(Dataset entries)
┄┄┄┄┄┄┄┄┄┄┄┄┄┄┄┄┄┄┄┄

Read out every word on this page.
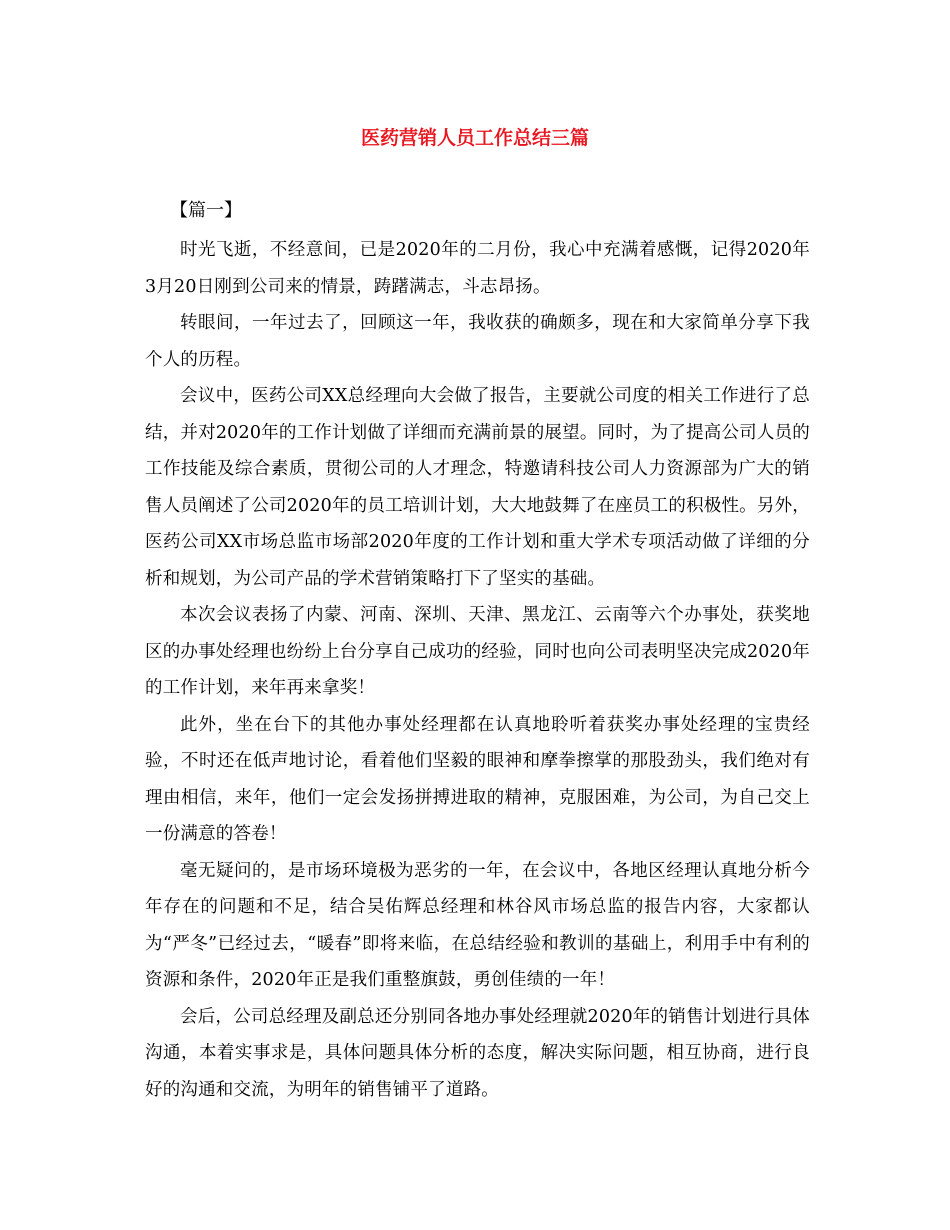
医药营销人员工作总结三篇

【篇一】

时光飞逝，不经意间，已是2020年的二月份，我心中充满着感慨，记得2020年3月20日刚到公司来的情景，踌躇满志，斗志昂扬。

转眼间，一年过去了，回顾这一年，我收获的确颇多，现在和大家简单分享下我个人的历程。

会议中，医药公司XX总经理向大会做了报告，主要就公司度的相关工作进行了总结，并对2020年的工作计划做了详细而充满前景的展望。同时，为了提高公司人员的工作技能及综合素质，贯彻公司的人才理念，特邀请科技公司人力资源部为广大的销售人员阐述了公司2020年的员工培训计划，大大地鼓舞了在座员工的积极性。另外，医药公司XX市场总监市场部2020年度的工作计划和重大学术专项活动做了详细的分析和规划，为公司产品的学术营销策略打下了坚实的基础。

本次会议表扬了内蒙、河南、深圳、天津、黑龙江、云南等六个办事处，获奖地区的办事处经理也纷纷上台分享自己成功的经验，同时也向公司表明坚决完成2020年的工作计划，来年再来拿奖！

此外，坐在台下的其他办事处经理都在认真地聆听着获奖办事处经理的宝贵经验，不时还在低声地讨论，看着他们坚毅的眼神和摩拳擦掌的那股劲头，我们绝对有理由相信，来年，他们一定会发扬拼搏进取的精神，克服困难，为公司，为自己交上一份满意的答卷！

毫无疑问的，是市场环境极为恶劣的一年，在会议中，各地区经理认真地分析今年存在的问题和不足，结合吴佑辉总经理和林谷风市场总监的报告内容，大家都认为“严冬”已经过去，“暖春”即将来临，在总结经验和教训的基础上，利用手中有利的资源和条件，2020年正是我们重整旗鼓，勇创佳绩的一年！

会后，公司总经理及副总还分别同各地办事处经理就2020年的销售计划进行具体沟通，本着实事求是，具体问题具体分析的态度，解决实际问题，相互协商，进行良好的沟通和交流，为明年的销售铺平了道路。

┄┄┄┄┄┄┄┄┄┄┄┄┄┄┄┄┄┄┄┄

◆ **WHAT THIS TASK INVOLVES**
Retype each record exactly as it stands, but do not include the pictures.

◆ **EXPECTED ANSWER**
Read out every word on this page.
医药营销人员工作总结三篇

【篇一】

时光飞逝，不经意间，已是2020年的二月份，我心中充满着感慨，记得2020年3月20日刚到公司来的情景，踌躇满志，斗志昂扬。

转眼间，一年过去了，回顾这一年，我收获的确颇多，现在和大家简单分享下我个人的历程。

会议中，医药公司XX总经理向大会做了报告，主要就公司度的相关工作进行了总结，并对2020年的工作计划做了详细而充满前景的展望。同时，为了提高公司人员的工作技能及综合素质，贯彻公司的人才理念，特邀请科技公司人力资源部为广大的销售人员阐述了公司2020年的员工培训计划，大大地鼓舞了在座员工的积极性。另外，医药公司XX市场总监市场部2020年度的工作计划和重大学术专项活动做了详细的分析和规划，为公司产品的学术营销策略打下了坚实的基础。

本次会议表扬了内蒙、河南、深圳、天津、黑龙江、云南等六个办事处，获奖地区的办事处经理也纷纷上台分享自己成功的经验，同时也向公司表明坚决完成2020年的工作计划，来年再来拿奖！

此外，坐在台下的其他办事处经理都在认真地聆听着获奖办事处经理的宝贵经验，不时还在低声地讨论，看着他们坚毅的眼神和摩拳擦掌的那股劲头，我们绝对有理由相信，来年，他们一定会发扬拼搏进取的精神，克服困难，为公司，为自己交上一份满意的答卷！

毫无疑问的，是市场环境极为恶劣的一年，在会议中，各地区经理认真地分析今年存在的问题和不足，结合吴佑辉总经理和林谷风市场总监的报告内容，大家都认为“严冬”已经过去，“暖春”即将来临，在总结经验和教训的基础上，利用手中有利的资源和条件，2020年正是我们重整旗鼓，勇创佳绩的一年！

会后，公司总经理及副总还分别同各地办事处经理就2020年的销售计划进行具体沟通，本着实事求是，具体问题具体分析的态度，解决实际问题，相互协商，进行良好的沟通和交流，为明年的销售铺平了道路。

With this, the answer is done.